Dewasa ini, ulama yang terjun di dunia politik kerapkali dianggap tabu oleh sebagian masyarakat, ada yang berkomentar, “Kalau sudah berpolitik hilang sudah identitas ke-ulama-annya”. Ada juga yang berkomentar, “Kasian santri-santrinya tidak terurus kalau sudah berpolitik”. Dan bahkan ada yang lebih pedas lagi berkomentar, “Ulama sekali pun kalau sudah ikut politik sudah pasti makan uang haram (hasil korupsi)”.
Mari kita melihat lagi di masa lampau, apakah dalam sejarah masa lalu tidak pernah ada Ulama yang terlibat dalam dunia politik?
Kita mulai dari sejarah awal peradaban Islam dimulai. Ya, zaman mulia zamannya Baginda Agung Nabi Muhammad Saw., saat peletakan Hajar Aswad ke bagian dinding Kakbah, banyak kabilah Arab pada saat itu yang ingin menjadi peletak batu mulia tersebut, bahkan disebutkan hampir terjadi perang saudara akibat peristiwa itu.

**Daftar Tugas**
**A)** Sebutkan semua komentar sebagian masyarakat yang dikutip dalam teks tentang ulama dan politik.
**B)** Lanjutkan teks tentang ulama dan politik mulai dari kalimat terakhirnya.
Baris-baris data sama sekali tidak digunakan di sini.

**Blok Data**
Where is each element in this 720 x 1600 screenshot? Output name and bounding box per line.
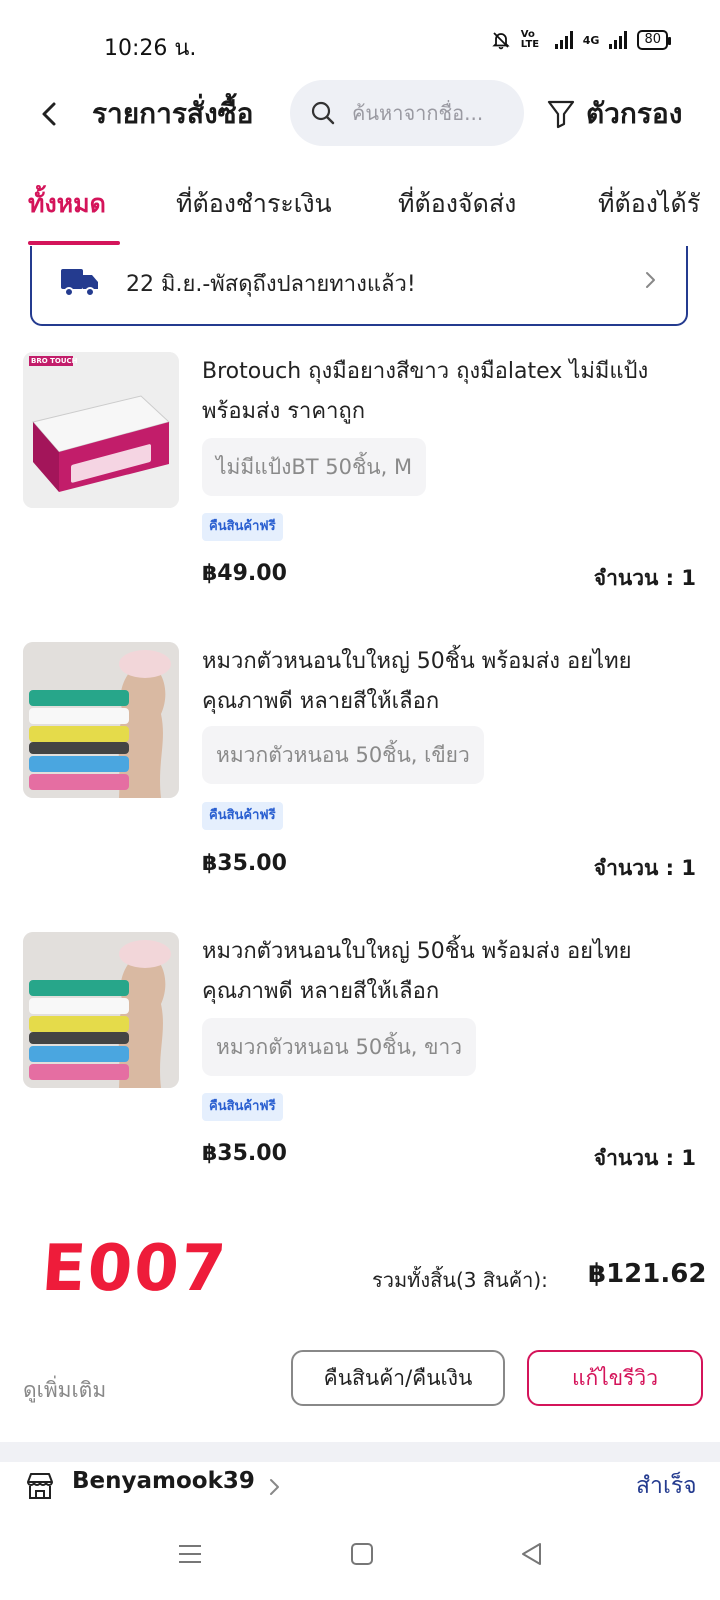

**Jawaban Tugas**
**A)**
1. "Kalau sudah berpolitik hilang sudah identitas ke-ulama-annya."
2. "Kasian santri-santrinya tidak terurus kalau sudah berpolitik."
3. "Ulama sekali pun kalau sudah ikut politik sudah pasti makan uang haram (hasil korupsi)."

**B)**
Akhirnya, disepakati bahwa yang berhak meletakkan Hajar Aswad itu adalah orang yang pertama kali masuk ke dalam area Kakbah, dan atas takdir Tuhan Nabi Muhammad Saw. muda adalah orang yang pertama kali masuk pada saat itu, sehingga sesuai perjanjian semua kabilah Nabi Muhammad Saw. lah yang berhak meletakkan batu tersebut.
Akan tetapi, beliau tau bahwa semua kabilah punya keinginan untuk ikut andil dalam peletakan tersebut. Akhirnya beliau meletakkan batu tersebut di atas sorban dan mengajak semua kepala kabilah untuk memegang ujung sorban tersebut dan bersama-sama mengangkat batu mulia itu untuk kemudian diletakkan di tempatnya.
Mungkin ada yang bilang bahwa apa yang dilakukan oleh Nabi Muhammad Saw. tersebut tidak ada nilai politiknya. Namun, kembali lagi, bahwa politik itu adalah suatu metode untuk mencari jalan terbaik untuk kepentingan umum.
Atau lebih maju lagi, bisa kita lihat pada zaman Khulafaur Rasyidin. Pada zaman itu, penuh nilai-nilai politik, yang terlibat adalah kebanyakan dari para sahabat Nabi Saw. Empat Khalifah terbaik, siapa yang memungkiri mereka bukan bagian dari ulama?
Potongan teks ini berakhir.